**WHAT NEEDS TO BE DONE**
Return each entry exactly, with none missing.

**INPUT**

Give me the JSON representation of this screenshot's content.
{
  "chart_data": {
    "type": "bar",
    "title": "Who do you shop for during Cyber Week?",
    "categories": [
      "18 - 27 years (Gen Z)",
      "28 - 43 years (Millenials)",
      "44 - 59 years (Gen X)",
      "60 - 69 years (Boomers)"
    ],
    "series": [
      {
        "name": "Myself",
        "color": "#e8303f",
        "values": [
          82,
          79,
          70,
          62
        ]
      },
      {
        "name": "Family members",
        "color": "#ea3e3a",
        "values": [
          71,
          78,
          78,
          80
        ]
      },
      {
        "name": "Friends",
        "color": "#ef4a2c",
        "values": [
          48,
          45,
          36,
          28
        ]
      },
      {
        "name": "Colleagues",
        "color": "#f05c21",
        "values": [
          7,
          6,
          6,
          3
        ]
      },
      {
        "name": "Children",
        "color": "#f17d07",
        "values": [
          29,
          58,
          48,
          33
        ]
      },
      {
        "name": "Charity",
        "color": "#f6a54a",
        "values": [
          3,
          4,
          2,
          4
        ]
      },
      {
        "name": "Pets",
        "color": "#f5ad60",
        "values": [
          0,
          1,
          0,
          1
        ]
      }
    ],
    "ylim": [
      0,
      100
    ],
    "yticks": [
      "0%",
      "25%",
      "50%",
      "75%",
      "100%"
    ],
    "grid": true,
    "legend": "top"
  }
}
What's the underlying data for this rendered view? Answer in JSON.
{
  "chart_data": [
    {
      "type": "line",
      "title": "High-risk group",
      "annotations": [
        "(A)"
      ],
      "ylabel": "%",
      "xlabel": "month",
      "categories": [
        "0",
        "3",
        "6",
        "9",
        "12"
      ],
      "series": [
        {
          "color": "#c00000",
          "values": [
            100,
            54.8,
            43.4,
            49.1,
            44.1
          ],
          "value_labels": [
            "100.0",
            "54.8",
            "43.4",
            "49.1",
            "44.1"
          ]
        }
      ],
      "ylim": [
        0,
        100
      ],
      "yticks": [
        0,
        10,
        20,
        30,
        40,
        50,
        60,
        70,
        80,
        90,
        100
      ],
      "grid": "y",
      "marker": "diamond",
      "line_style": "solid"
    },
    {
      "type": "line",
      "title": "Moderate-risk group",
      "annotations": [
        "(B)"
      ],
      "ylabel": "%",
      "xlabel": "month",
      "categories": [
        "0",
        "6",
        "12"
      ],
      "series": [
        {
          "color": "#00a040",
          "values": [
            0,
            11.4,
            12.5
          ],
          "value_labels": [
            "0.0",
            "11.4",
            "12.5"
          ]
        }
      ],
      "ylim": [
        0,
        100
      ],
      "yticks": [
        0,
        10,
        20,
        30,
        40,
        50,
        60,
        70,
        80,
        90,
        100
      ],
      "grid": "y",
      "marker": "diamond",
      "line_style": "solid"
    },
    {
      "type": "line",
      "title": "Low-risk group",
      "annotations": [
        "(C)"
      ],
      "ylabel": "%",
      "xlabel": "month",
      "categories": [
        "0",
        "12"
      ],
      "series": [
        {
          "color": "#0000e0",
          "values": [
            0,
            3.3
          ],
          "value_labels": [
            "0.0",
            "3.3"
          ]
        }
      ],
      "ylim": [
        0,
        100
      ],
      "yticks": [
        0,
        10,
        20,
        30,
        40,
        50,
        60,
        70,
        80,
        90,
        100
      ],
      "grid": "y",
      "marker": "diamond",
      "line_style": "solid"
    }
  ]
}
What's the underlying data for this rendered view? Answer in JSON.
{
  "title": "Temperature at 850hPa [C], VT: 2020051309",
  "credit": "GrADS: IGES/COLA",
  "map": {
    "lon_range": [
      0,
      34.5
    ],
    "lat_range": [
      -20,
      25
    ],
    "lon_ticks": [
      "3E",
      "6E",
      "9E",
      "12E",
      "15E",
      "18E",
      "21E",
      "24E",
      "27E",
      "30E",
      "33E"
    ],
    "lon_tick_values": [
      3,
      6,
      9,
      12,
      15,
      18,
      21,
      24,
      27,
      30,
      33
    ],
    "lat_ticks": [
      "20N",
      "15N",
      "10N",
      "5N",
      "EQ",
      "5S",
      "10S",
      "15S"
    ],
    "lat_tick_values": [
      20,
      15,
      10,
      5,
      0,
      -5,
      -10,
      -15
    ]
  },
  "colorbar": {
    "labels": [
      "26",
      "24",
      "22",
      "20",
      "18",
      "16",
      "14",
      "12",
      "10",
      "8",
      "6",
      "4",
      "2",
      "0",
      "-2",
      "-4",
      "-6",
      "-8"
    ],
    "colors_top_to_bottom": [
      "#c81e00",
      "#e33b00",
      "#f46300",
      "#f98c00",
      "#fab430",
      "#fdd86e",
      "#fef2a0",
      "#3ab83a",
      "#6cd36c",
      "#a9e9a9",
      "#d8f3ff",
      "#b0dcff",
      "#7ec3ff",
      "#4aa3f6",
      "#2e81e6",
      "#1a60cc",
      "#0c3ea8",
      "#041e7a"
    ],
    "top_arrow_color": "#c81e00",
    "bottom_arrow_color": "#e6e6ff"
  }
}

**SOLUTION FOR THIS TASK**
Give me the JSON representation of this screenshot's content.
{
  "chart_data": {
    "type": "bar",
    "title": "Who do you shop for during Cyber Week?",
    "categories": [
      "18 - 27 years (Gen Z)",
      "28 - 43 years (Millenials)",
      "44 - 59 years (Gen X)",
      "60 - 69 years (Boomers)"
    ],
    "series": [
      {
        "name": "Myself",
        "color": "#e8303f",
        "values": [
          82,
          79,
          70,
          62
        ]
      },
      {
        "name": "Family members",
        "color": "#ea3e3a",
        "values": [
          71,
          78,
          78,
          80
        ]
      },
      {
        "name": "Friends",
        "color": "#ef4a2c",
        "values": [
          48,
          45,
          36,
          28
        ]
      },
      {
        "name": "Colleagues",
        "color": "#f05c21",
        "values": [
          7,
          6,
          6,
          3
        ]
      },
      {
        "name": "Children",
        "color": "#f17d07",
        "values": [
          29,
          58,
          48,
          33
        ]
      },
      {
        "name": "Charity",
        "color": "#f6a54a",
        "values": [
          3,
          4,
          2,
          4
        ]
      },
      {
        "name": "Pets",
        "color": "#f5ad60",
        "values": [
          0,
          1,
          0,
          1
        ]
      }
    ],
    "ylim": [
      0,
      100
    ],
    "yticks": [
      "0%",
      "25%",
      "50%",
      "75%",
      "100%"
    ],
    "grid": true,
    "legend": "top"
  }
}
What's the underlying data for this rendered view? Answer in JSON.
{
  "chart_data": [
    {
      "type": "line",
      "title": "High-risk group",
      "annotations": [
        "(A)"
      ],
      "ylabel": "%",
      "xlabel": "month",
      "categories": [
        "0",
        "3",
        "6",
        "9",
        "12"
      ],
      "series": [
        {
          "color": "#c00000",
          "values": [
            100,
            54.8,
            43.4,
            49.1,
            44.1
          ],
          "value_labels": [
            "100.0",
            "54.8",
            "43.4",
            "49.1",
            "44.1"
          ]
        }
      ],
      "ylim": [
        0,
        100
      ],
      "yticks": [
        0,
        10,
        20,
        30,
        40,
        50,
        60,
        70,
        80,
        90,
        100
      ],
      "grid": "y",
      "marker": "diamond",
      "line_style": "solid"
    },
    {
      "type": "line",
      "title": "Moderate-risk group",
      "annotations": [
        "(B)"
      ],
      "ylabel": "%",
      "xlabel": "month",
      "categories": [
        "0",
        "6",
        "12"
      ],
      "series": [
        {
          "color": "#00a040",
          "values": [
            0,
            11.4,
            12.5
          ],
          "value_labels": [
            "0.0",
            "11.4",
            "12.5"
          ]
        }
      ],
      "ylim": [
        0,
        100
      ],
      "yticks": [
        0,
        10,
        20,
        30,
        40,
        50,
        60,
        70,
        80,
        90,
        100
      ],
      "grid": "y",
      "marker": "diamond",
      "line_style": "solid"
    },
    {
      "type": "line",
      "title": "Low-risk group",
      "annotations": [
        "(C)"
      ],
      "ylabel": "%",
      "xlabel": "month",
      "categories": [
        "0",
        "12"
      ],
      "series": [
        {
          "color": "#0000e0",
          "values": [
            0,
            3.3
          ],
          "value_labels": [
            "0.0",
            "3.3"
          ]
        }
      ],
      "ylim": [
        0,
        100
      ],
      "yticks": [
        0,
        10,
        20,
        30,
        40,
        50,
        60,
        70,
        80,
        90,
        100
      ],
      "grid": "y",
      "marker": "diamond",
      "line_style": "solid"
    }
  ]
}
What's the underlying data for this rendered view? Answer in JSON.
{
  "title": "Temperature at 850hPa [C], VT: 2020051309",
  "credit": "GrADS: IGES/COLA",
  "map": {
    "lon_range": [
      0,
      34.5
    ],
    "lat_range": [
      -20,
      25
    ],
    "lon_ticks": [
      "3E",
      "6E",
      "9E",
      "12E",
      "15E",
      "18E",
      "21E",
      "24E",
      "27E",
      "30E",
      "33E"
    ],
    "lon_tick_values": [
      3,
      6,
      9,
      12,
      15,
      18,
      21,
      24,
      27,
      30,
      33
    ],
    "lat_ticks": [
      "20N",
      "15N",
      "10N",
      "5N",
      "EQ",
      "5S",
      "10S",
      "15S"
    ],
    "lat_tick_values": [
      20,
      15,
      10,
      5,
      0,
      -5,
      -10,
      -15
    ]
  },
  "colorbar": {
    "labels": [
      "26",
      "24",
      "22",
      "20",
      "18",
      "16",
      "14",
      "12",
      "10",
      "8",
      "6",
      "4",
      "2",
      "0",
      "-2",
      "-4",
      "-6",
      "-8"
    ],
    "colors_top_to_bottom": [
      "#c81e00",
      "#e33b00",
      "#f46300",
      "#f98c00",
      "#fab430",
      "#fdd86e",
      "#fef2a0",
      "#3ab83a",
      "#6cd36c",
      "#a9e9a9",
      "#d8f3ff",
      "#b0dcff",
      "#7ec3ff",
      "#4aa3f6",
      "#2e81e6",
      "#1a60cc",
      "#0c3ea8",
      "#041e7a"
    ],
    "top_arrow_color": "#c81e00",
    "bottom_arrow_color": "#e6e6ff"
  }
}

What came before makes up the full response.